[Items from a data source]
******

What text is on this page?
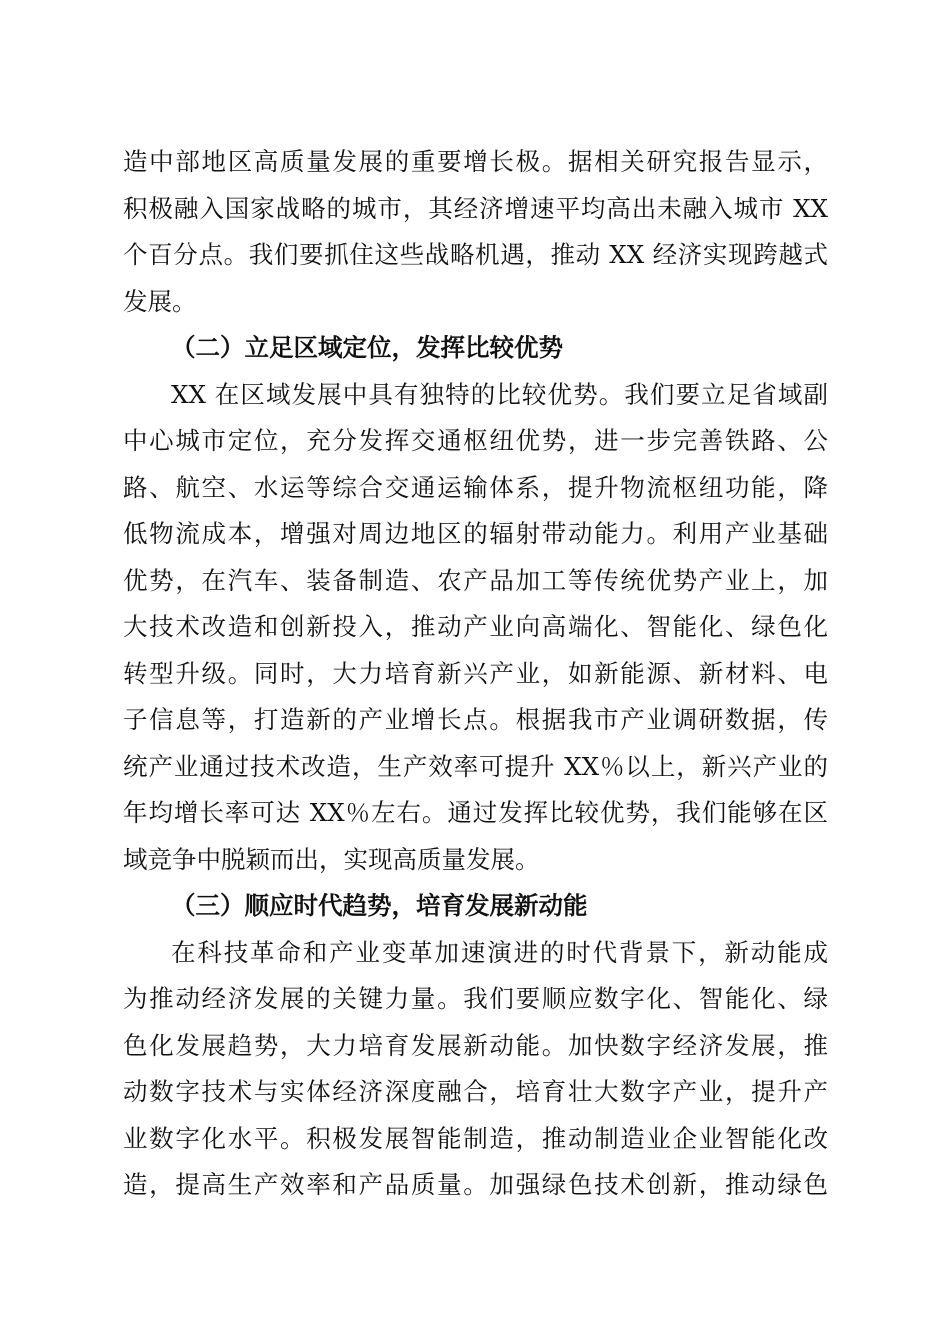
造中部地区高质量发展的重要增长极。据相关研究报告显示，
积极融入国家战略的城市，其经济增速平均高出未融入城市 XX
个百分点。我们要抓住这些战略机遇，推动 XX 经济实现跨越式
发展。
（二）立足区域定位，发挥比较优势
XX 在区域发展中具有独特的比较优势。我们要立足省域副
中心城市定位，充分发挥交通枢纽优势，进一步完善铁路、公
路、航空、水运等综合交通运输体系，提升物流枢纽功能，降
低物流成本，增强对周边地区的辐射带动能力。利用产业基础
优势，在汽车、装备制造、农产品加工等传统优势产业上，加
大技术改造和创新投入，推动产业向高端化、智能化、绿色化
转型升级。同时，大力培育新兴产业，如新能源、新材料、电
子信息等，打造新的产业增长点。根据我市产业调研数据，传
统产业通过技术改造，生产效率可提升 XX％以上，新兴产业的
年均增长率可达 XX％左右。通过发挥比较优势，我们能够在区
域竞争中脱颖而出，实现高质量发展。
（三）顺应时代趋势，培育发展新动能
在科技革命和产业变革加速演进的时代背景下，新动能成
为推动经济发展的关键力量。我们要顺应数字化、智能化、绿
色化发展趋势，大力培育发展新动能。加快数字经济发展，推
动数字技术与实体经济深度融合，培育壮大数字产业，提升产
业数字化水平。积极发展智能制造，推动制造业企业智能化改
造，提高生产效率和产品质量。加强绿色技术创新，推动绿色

******

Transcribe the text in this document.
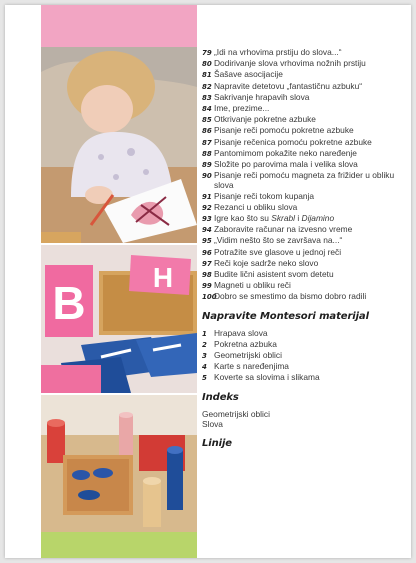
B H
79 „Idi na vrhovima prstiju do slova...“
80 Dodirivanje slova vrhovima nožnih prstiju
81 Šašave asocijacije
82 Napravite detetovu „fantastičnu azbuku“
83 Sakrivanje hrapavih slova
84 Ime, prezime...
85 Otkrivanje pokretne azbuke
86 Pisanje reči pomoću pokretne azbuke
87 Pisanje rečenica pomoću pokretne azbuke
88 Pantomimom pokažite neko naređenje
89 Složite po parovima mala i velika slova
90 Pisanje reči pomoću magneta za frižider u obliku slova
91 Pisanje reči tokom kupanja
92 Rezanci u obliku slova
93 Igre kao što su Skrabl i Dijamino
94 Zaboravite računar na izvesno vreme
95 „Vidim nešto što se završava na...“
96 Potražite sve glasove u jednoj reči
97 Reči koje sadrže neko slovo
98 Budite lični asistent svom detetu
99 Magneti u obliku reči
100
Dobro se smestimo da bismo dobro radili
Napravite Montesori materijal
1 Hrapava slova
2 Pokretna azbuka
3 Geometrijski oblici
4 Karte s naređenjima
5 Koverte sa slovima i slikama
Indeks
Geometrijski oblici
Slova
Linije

******

**What you need to do**: Only the number is wanted: how many lines above include the word "oblici"?

**Result**: 2